> _Prompt_:
What is the number of lines that include the word "vesnických"? Provide only that figure.

# # # #

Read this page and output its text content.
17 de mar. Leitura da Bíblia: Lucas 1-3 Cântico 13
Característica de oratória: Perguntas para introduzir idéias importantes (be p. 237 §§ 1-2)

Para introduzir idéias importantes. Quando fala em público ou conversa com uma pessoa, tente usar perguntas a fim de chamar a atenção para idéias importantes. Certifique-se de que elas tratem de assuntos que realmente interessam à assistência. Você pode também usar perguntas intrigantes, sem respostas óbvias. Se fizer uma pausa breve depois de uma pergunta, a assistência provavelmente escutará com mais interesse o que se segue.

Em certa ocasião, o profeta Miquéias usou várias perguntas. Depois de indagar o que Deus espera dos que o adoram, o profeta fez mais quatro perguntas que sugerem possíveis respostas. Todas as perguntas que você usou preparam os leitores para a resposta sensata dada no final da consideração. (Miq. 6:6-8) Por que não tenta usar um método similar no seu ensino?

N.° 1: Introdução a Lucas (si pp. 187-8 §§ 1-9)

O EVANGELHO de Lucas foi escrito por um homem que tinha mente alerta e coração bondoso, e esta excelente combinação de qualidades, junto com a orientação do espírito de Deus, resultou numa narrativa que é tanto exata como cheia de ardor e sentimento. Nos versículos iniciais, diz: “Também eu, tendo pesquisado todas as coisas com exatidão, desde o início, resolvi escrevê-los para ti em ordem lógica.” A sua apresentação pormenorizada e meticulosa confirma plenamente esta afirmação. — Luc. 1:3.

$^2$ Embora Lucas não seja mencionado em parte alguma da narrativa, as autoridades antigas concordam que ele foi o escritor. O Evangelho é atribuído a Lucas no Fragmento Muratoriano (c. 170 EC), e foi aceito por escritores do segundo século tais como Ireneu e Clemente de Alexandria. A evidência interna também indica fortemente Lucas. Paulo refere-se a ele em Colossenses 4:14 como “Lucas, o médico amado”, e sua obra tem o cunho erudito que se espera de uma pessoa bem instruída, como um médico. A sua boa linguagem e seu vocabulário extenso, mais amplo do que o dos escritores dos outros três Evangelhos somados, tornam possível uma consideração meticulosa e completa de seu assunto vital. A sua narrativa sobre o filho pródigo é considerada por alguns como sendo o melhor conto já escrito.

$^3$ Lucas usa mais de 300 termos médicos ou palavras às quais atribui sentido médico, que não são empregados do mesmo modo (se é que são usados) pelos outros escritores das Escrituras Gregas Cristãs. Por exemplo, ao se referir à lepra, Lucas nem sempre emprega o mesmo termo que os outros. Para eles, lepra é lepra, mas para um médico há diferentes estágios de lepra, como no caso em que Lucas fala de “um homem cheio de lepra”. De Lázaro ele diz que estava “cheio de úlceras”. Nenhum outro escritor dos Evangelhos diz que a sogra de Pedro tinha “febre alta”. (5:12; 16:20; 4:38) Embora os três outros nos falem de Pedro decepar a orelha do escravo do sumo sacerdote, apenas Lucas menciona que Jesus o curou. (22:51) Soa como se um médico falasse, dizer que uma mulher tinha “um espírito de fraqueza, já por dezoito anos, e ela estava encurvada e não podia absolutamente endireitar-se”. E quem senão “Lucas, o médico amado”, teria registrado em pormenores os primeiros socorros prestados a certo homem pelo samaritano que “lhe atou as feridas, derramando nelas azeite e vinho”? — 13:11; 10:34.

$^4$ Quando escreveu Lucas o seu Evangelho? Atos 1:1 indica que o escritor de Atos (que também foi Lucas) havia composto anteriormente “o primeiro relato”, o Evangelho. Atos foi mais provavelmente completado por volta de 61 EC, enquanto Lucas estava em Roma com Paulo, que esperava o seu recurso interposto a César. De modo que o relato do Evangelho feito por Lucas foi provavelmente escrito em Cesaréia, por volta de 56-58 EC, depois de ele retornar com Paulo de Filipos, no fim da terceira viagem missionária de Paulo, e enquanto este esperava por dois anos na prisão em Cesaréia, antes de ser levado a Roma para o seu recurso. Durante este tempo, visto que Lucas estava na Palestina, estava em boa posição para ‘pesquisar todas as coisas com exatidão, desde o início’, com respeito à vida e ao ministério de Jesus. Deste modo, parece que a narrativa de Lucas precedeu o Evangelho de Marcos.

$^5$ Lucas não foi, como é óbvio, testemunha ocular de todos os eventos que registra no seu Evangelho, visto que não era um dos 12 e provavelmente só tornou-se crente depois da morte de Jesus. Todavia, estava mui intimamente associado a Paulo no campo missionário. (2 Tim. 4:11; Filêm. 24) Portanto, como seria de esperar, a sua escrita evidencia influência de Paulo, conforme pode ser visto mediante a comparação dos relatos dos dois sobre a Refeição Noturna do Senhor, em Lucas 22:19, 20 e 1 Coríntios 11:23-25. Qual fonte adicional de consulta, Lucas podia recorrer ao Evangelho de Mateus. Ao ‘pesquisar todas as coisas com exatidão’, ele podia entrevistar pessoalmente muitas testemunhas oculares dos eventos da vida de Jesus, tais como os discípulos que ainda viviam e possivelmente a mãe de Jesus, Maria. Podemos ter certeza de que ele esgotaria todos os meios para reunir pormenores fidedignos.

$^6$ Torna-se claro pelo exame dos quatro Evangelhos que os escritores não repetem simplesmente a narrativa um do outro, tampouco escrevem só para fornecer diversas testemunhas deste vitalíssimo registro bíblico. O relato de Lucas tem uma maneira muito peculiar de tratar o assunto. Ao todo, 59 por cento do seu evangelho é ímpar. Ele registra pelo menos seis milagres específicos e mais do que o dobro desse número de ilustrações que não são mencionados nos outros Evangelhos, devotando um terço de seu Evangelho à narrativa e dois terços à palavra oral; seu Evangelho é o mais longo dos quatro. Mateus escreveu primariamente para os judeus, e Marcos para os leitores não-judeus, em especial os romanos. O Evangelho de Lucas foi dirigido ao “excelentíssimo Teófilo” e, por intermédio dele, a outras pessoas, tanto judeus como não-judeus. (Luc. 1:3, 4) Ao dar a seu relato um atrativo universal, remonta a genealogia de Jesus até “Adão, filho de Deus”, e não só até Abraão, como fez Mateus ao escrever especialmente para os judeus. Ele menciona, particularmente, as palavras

# # # #

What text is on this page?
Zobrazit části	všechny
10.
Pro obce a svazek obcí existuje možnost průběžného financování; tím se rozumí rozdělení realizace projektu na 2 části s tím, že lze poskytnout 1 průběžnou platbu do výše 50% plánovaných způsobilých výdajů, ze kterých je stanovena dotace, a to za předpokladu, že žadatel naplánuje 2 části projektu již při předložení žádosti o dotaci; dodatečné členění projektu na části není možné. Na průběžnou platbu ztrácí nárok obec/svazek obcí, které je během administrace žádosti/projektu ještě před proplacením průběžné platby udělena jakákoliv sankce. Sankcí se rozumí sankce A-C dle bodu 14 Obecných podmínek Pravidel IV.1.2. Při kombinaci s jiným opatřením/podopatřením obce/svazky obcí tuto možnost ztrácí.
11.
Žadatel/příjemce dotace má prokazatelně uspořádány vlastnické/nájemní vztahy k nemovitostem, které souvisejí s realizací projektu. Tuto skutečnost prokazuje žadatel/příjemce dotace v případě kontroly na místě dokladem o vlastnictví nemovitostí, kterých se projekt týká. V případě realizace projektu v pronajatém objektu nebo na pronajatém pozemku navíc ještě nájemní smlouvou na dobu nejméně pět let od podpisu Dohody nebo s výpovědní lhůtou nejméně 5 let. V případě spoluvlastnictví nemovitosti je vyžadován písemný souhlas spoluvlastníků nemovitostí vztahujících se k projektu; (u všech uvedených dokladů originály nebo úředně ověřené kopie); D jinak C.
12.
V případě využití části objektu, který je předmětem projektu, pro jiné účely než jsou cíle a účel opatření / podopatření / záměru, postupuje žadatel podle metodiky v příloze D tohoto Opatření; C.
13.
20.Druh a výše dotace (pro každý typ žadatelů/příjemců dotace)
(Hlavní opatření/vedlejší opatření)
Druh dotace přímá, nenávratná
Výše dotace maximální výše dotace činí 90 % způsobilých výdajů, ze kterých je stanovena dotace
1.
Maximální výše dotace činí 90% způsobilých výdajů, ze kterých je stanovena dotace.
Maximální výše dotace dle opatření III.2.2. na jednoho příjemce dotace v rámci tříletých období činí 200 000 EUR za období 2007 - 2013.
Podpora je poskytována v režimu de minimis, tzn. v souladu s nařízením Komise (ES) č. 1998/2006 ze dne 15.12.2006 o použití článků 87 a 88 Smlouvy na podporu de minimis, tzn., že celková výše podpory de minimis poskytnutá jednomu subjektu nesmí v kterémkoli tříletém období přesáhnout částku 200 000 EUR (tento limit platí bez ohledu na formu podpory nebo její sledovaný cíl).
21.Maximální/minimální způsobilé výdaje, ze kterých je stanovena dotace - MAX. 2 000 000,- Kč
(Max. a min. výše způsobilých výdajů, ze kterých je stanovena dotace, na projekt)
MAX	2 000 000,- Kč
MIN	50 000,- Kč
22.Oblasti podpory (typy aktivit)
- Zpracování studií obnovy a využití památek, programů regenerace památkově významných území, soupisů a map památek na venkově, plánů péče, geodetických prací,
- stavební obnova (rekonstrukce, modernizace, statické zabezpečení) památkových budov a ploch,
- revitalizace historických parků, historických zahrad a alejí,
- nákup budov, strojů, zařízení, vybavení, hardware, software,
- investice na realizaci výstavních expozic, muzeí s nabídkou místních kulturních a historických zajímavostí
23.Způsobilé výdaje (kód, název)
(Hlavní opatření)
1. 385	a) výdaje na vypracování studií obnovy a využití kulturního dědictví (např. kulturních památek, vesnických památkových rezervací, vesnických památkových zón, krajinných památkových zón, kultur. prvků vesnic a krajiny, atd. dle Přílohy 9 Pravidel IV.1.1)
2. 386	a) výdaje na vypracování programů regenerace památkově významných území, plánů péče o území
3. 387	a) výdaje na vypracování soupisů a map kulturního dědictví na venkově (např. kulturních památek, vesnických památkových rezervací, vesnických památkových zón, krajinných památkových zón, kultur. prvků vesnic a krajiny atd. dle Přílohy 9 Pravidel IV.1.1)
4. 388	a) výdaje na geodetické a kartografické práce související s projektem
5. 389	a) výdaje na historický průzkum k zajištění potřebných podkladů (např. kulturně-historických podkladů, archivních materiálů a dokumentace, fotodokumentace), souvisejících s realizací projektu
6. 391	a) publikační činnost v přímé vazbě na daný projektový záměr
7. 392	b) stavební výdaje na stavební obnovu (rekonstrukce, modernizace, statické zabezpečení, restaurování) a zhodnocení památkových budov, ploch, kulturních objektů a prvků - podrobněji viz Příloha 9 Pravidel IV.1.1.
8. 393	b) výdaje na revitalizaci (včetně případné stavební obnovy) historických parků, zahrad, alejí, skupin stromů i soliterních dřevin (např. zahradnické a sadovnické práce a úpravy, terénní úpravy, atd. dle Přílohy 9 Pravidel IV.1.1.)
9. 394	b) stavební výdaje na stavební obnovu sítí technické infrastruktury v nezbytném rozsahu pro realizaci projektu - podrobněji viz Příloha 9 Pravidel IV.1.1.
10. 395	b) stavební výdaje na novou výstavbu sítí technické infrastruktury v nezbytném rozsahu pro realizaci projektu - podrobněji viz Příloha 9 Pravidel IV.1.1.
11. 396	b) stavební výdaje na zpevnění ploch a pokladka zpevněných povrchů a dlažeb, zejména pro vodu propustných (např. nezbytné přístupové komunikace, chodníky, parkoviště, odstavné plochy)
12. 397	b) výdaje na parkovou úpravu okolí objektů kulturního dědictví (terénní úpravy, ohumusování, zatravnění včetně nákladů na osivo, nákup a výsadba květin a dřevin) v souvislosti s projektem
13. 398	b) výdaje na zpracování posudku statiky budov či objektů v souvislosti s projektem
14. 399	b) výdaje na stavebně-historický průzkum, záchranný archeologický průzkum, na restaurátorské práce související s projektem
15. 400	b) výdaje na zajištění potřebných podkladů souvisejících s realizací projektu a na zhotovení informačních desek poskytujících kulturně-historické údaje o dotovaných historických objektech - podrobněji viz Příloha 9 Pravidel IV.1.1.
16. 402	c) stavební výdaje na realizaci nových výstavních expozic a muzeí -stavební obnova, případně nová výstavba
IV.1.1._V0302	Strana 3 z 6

# # # #

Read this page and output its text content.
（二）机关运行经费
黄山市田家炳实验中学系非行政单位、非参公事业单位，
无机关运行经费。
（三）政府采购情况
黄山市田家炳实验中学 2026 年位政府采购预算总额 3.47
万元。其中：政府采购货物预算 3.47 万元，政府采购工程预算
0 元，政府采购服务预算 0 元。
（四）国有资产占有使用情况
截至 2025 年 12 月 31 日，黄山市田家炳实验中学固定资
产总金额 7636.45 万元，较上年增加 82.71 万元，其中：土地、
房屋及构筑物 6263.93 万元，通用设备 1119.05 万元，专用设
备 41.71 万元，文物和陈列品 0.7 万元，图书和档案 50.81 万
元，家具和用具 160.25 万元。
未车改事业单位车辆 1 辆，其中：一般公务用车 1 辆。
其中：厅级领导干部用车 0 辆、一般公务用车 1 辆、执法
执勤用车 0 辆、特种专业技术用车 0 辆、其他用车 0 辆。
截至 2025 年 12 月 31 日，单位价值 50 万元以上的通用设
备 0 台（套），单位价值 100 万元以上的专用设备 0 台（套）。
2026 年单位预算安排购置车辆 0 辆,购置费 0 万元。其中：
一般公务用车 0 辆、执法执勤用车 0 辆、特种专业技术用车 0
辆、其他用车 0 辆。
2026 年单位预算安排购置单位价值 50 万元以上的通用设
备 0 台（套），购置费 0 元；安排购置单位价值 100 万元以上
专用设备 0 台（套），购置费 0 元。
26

# # # #

> _Answer to the problem_:
2